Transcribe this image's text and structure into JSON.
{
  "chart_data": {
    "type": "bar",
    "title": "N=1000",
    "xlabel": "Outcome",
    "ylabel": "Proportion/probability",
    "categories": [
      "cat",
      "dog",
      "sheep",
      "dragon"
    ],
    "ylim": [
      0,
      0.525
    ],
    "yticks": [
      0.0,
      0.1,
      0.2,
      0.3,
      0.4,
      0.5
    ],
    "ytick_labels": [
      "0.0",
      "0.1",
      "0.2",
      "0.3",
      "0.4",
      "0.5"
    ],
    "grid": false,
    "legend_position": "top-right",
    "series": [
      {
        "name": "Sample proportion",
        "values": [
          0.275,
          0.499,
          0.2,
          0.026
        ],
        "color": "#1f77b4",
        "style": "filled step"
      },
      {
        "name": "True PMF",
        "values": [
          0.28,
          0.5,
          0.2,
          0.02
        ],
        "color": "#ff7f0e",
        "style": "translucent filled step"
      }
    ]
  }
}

****************

» **BRIEF**
Identify every line above that includes the word "style", and show those lines.

» **EXERCISE RESPONSE**
        "style": "filled step"
        "style": "translucent filled step"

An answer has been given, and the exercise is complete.